*Written problem*
Answer with one number: how many lines hold the string "setTimeout".

(Part of a data file)
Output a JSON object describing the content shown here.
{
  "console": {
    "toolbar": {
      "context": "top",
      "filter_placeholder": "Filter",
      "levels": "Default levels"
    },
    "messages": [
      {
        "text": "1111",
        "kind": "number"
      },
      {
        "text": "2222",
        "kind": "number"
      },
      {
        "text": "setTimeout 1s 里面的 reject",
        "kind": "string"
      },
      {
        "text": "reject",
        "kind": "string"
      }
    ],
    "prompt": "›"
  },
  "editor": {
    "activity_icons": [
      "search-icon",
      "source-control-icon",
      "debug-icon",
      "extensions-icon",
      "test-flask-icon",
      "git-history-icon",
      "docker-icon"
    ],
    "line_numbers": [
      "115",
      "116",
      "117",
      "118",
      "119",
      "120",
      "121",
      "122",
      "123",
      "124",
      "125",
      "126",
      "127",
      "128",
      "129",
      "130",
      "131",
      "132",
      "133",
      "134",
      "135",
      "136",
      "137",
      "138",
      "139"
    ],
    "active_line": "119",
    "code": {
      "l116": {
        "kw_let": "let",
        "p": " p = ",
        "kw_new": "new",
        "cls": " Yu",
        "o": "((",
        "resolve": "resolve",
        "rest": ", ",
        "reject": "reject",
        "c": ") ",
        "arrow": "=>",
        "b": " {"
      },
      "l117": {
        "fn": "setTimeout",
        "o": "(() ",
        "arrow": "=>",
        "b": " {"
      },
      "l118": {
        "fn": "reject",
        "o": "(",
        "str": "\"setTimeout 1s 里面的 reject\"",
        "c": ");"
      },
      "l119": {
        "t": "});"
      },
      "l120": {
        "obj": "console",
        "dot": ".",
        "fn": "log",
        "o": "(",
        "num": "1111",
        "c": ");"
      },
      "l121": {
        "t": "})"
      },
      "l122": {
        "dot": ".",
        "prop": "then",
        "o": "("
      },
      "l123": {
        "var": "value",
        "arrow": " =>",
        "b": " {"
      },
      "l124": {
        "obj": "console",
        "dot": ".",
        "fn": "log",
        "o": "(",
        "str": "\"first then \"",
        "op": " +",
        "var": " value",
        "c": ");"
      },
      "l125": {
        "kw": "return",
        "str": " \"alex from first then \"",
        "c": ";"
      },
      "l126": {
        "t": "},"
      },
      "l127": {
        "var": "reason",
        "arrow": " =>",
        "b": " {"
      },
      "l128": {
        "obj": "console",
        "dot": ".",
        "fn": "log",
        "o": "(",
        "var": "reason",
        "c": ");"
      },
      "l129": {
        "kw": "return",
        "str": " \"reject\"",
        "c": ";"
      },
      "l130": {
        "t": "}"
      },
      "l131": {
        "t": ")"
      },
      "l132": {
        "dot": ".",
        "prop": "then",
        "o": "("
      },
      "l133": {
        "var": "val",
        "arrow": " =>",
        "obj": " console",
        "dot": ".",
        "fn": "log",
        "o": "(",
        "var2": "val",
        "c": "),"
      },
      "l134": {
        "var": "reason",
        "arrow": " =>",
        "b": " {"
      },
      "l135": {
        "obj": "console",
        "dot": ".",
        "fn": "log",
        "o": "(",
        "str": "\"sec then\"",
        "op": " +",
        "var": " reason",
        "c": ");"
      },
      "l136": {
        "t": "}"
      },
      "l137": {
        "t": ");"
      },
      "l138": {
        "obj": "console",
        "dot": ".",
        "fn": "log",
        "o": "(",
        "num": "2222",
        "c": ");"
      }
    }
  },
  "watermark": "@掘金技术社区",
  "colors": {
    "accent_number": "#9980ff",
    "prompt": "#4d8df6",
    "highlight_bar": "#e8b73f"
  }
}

*Exercise solution*
3